[Excerpt from a dataset]
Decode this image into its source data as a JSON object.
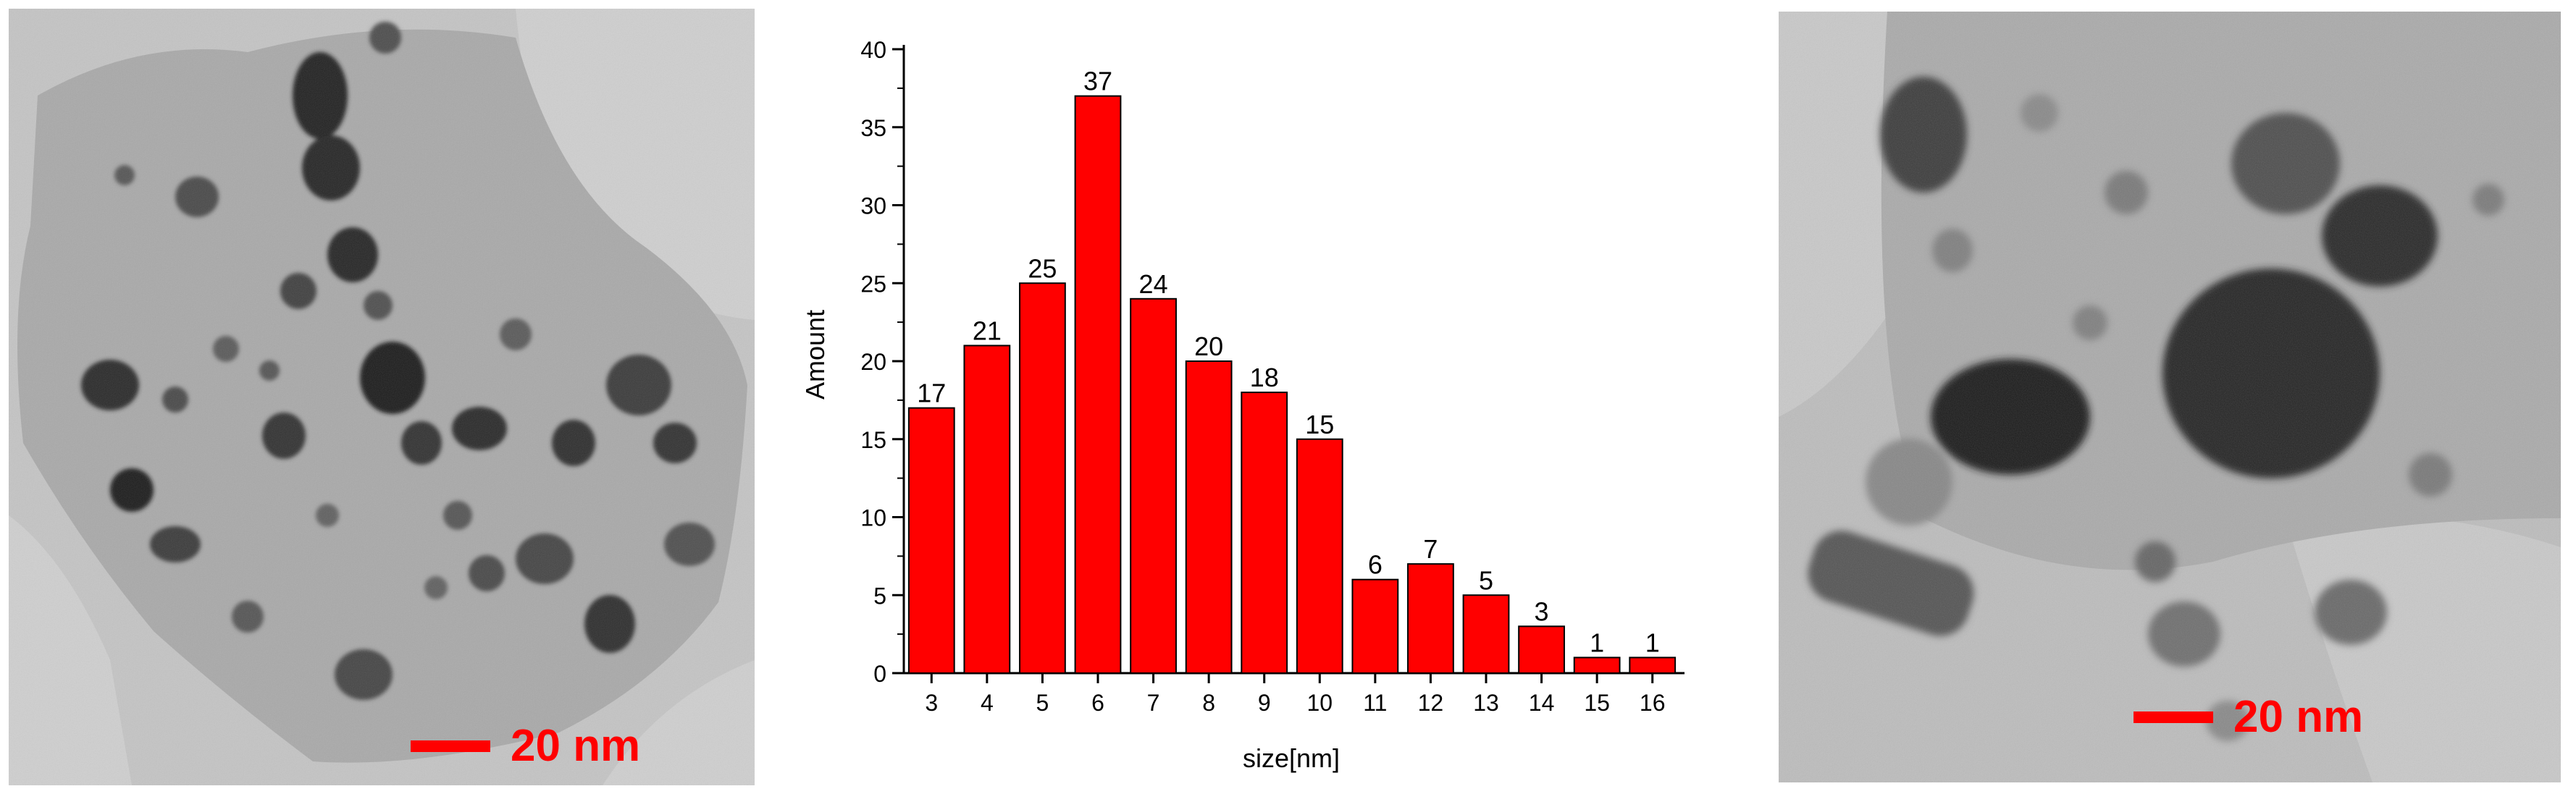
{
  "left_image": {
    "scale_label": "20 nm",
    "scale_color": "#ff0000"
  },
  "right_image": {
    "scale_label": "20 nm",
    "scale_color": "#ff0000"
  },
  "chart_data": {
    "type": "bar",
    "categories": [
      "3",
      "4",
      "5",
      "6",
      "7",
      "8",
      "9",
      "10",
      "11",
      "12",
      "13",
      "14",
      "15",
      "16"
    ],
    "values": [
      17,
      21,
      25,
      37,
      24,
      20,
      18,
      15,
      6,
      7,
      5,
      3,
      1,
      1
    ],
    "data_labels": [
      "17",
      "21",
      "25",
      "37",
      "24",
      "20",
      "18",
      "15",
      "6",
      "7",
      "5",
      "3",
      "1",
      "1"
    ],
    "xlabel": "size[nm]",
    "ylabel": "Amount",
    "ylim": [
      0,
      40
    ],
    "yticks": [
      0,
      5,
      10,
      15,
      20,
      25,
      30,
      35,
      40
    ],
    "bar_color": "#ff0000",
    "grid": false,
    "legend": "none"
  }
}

#### What you need to do
Transcribe the listing above verbatim. Omit the pictures.

#### Reply to the task
Decode this image into its source data as a JSON object.
{
  "left_image": {
    "scale_label": "20 nm",
    "scale_color": "#ff0000"
  },
  "right_image": {
    "scale_label": "20 nm",
    "scale_color": "#ff0000"
  },
  "chart_data": {
    "type": "bar",
    "categories": [
      "3",
      "4",
      "5",
      "6",
      "7",
      "8",
      "9",
      "10",
      "11",
      "12",
      "13",
      "14",
      "15",
      "16"
    ],
    "values": [
      17,
      21,
      25,
      37,
      24,
      20,
      18,
      15,
      6,
      7,
      5,
      3,
      1,
      1
    ],
    "data_labels": [
      "17",
      "21",
      "25",
      "37",
      "24",
      "20",
      "18",
      "15",
      "6",
      "7",
      "5",
      "3",
      "1",
      "1"
    ],
    "xlabel": "size[nm]",
    "ylabel": "Amount",
    "ylim": [
      0,
      40
    ],
    "yticks": [
      0,
      5,
      10,
      15,
      20,
      25,
      30,
      35,
      40
    ],
    "bar_color": "#ff0000",
    "grid": false,
    "legend": "none"
  }
}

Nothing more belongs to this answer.